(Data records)
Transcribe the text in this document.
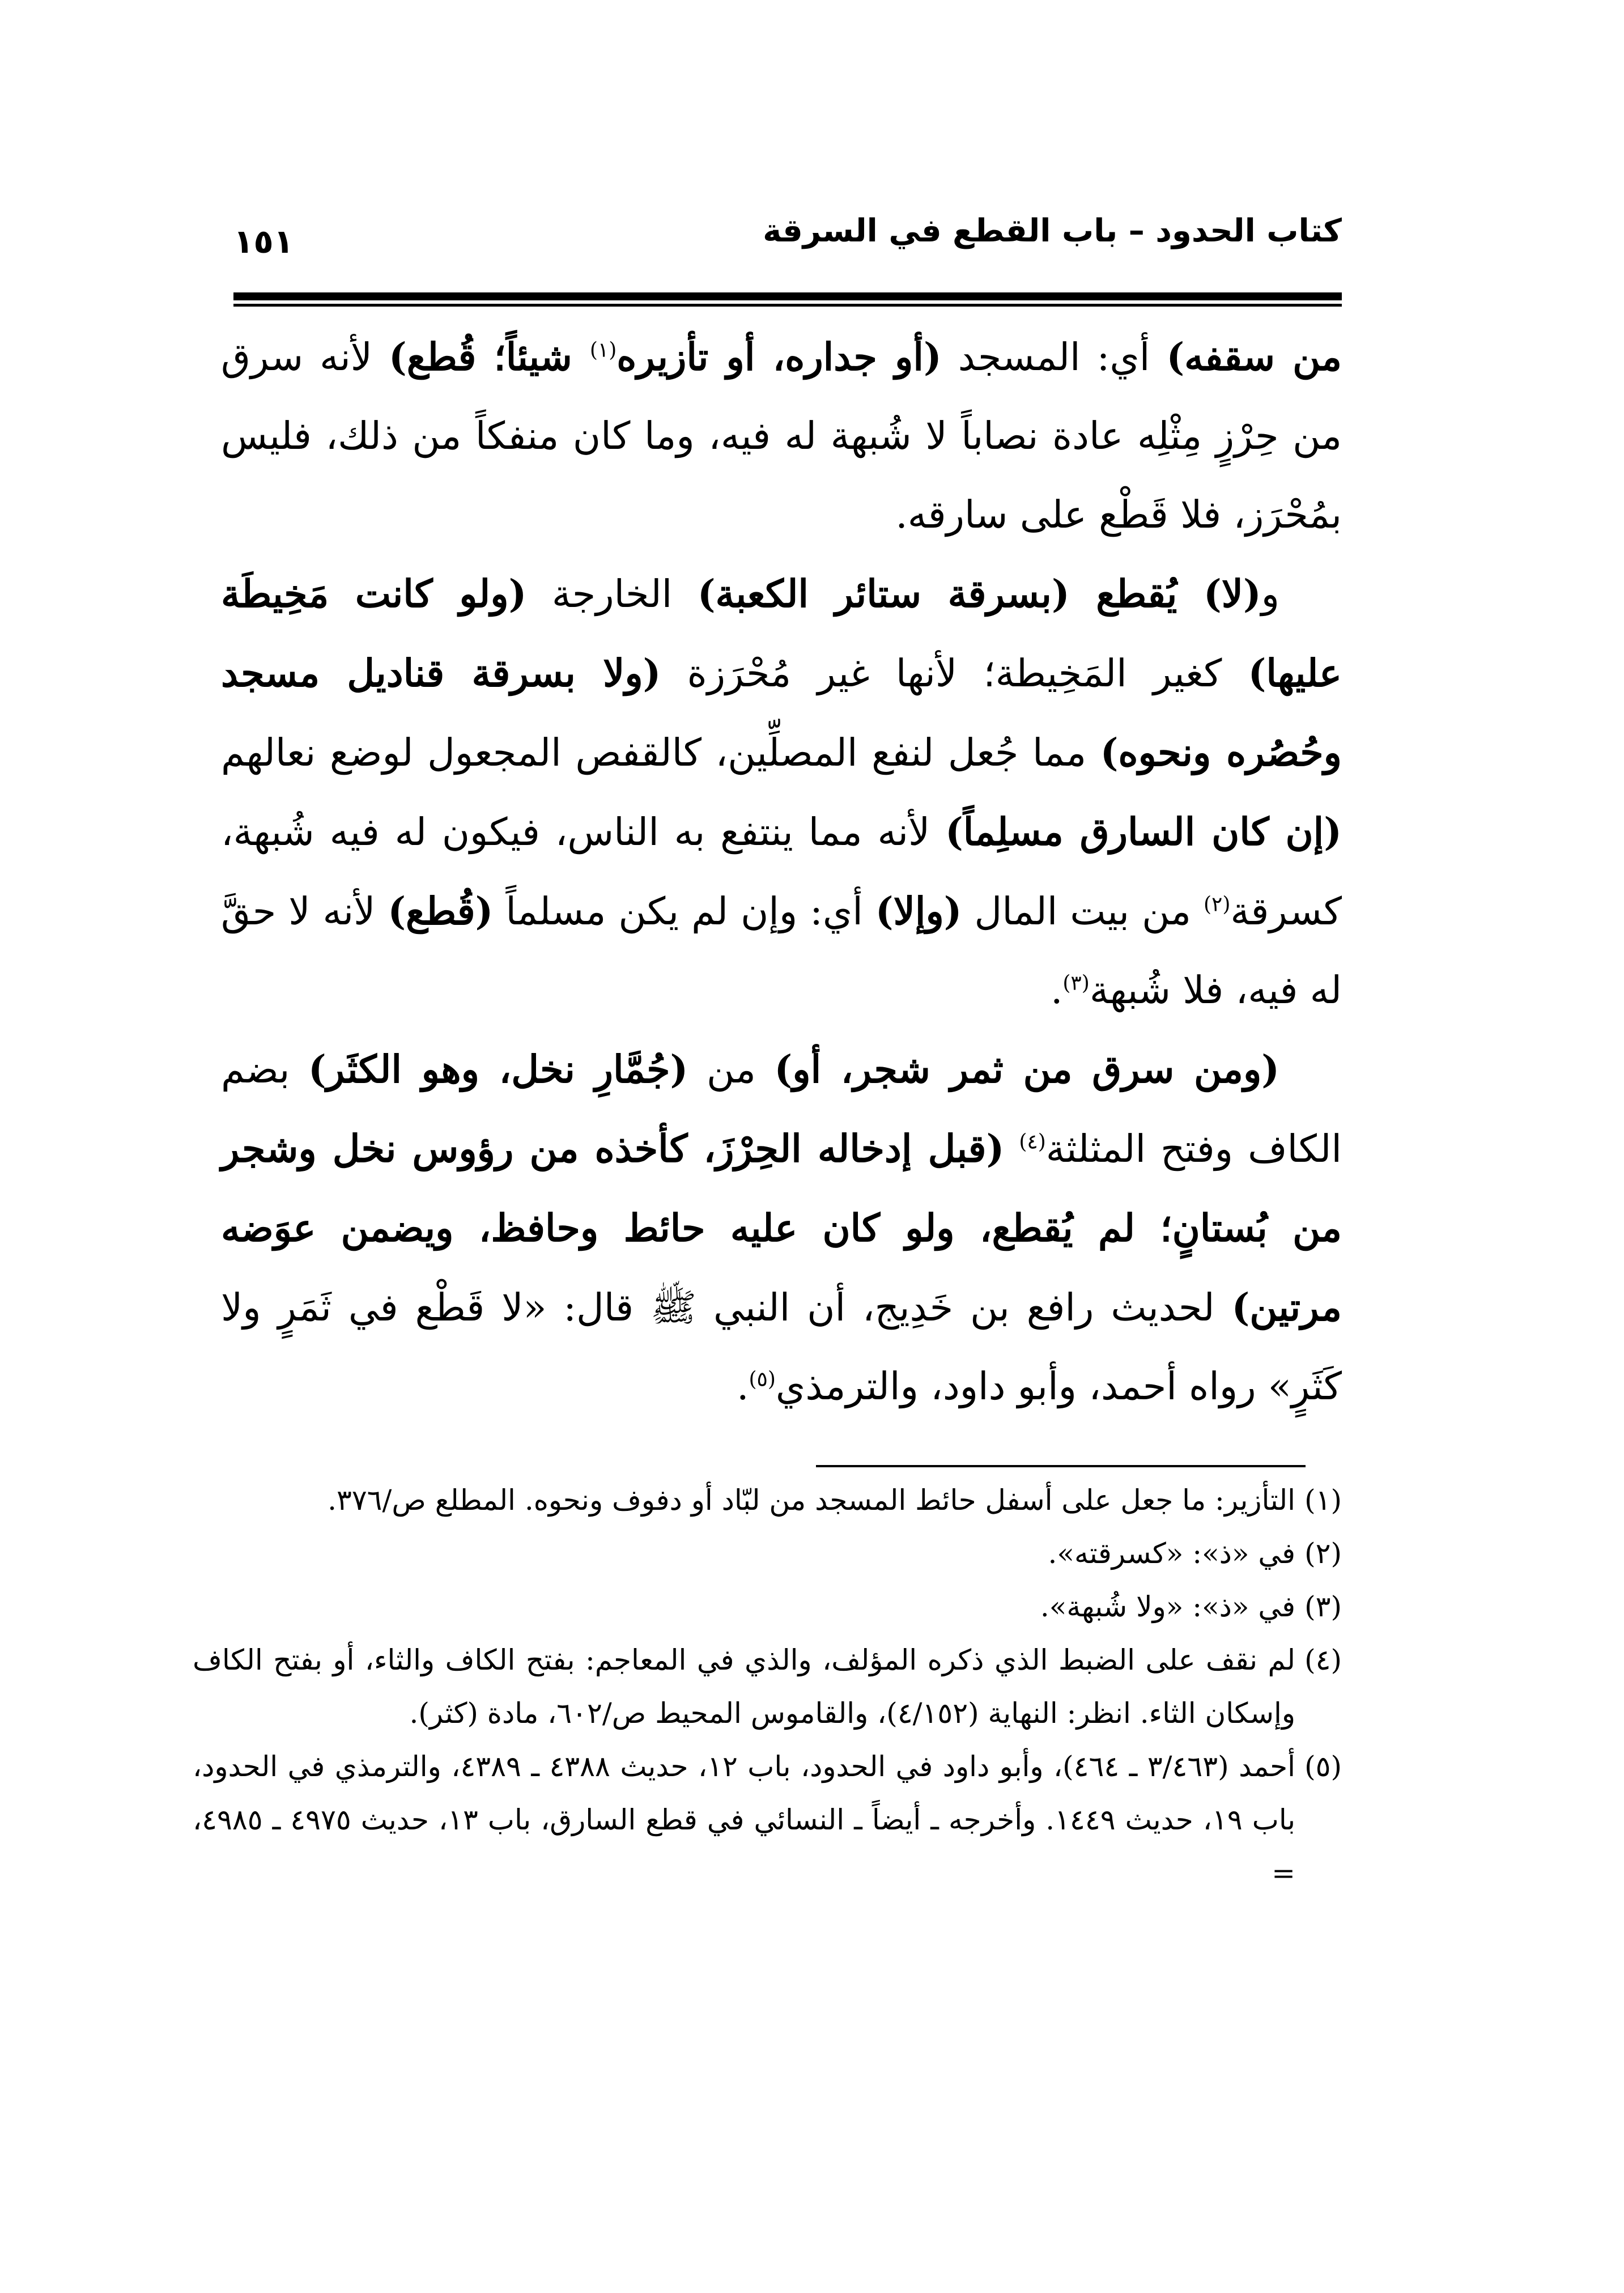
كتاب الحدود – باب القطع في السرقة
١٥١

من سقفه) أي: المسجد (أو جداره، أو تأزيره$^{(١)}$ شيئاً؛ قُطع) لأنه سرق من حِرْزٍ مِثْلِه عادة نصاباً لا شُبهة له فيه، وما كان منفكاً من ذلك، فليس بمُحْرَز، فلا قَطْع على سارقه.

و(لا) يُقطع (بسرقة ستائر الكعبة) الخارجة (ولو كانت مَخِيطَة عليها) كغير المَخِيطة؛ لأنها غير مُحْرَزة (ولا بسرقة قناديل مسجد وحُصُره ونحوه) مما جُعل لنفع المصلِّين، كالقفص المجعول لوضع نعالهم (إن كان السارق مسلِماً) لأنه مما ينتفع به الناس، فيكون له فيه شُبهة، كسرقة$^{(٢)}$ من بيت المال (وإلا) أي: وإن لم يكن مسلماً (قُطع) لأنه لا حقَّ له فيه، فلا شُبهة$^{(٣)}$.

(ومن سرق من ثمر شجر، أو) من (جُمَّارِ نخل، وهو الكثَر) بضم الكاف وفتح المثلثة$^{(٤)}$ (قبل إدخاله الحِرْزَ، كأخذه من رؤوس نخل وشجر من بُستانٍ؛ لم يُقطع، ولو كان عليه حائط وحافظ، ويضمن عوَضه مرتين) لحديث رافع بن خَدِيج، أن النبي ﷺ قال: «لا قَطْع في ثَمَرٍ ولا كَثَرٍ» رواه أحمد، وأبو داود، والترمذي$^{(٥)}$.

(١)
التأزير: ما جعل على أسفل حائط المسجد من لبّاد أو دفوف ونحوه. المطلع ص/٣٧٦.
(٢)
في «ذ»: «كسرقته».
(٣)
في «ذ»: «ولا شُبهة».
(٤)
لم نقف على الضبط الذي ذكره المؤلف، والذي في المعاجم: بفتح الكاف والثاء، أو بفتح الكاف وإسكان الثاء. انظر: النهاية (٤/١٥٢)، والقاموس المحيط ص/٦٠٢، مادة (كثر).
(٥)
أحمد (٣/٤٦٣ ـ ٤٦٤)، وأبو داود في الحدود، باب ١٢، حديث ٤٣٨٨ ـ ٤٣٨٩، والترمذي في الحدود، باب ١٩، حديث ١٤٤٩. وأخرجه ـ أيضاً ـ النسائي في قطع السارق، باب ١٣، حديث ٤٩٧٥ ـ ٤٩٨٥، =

■ **Instructions for the task**
Copy every line above in which the string "الحدود" shows up.

■ **Written response**
كتاب الحدود – باب القطع في السرقة
أحمد (٣/٤٦٣ ـ ٤٦٤)، وأبو داود في الحدود، باب ١٢، حديث ٤٣٨٨ ـ ٤٣٨٩، والترمذي في الحدود، باب ١٩، حديث ١٤٤٩. وأخرجه ـ أيضاً ـ النسائي في قطع السارق، باب ١٣، حديث ٤٩٧٥ ـ ٤٩٨٥، =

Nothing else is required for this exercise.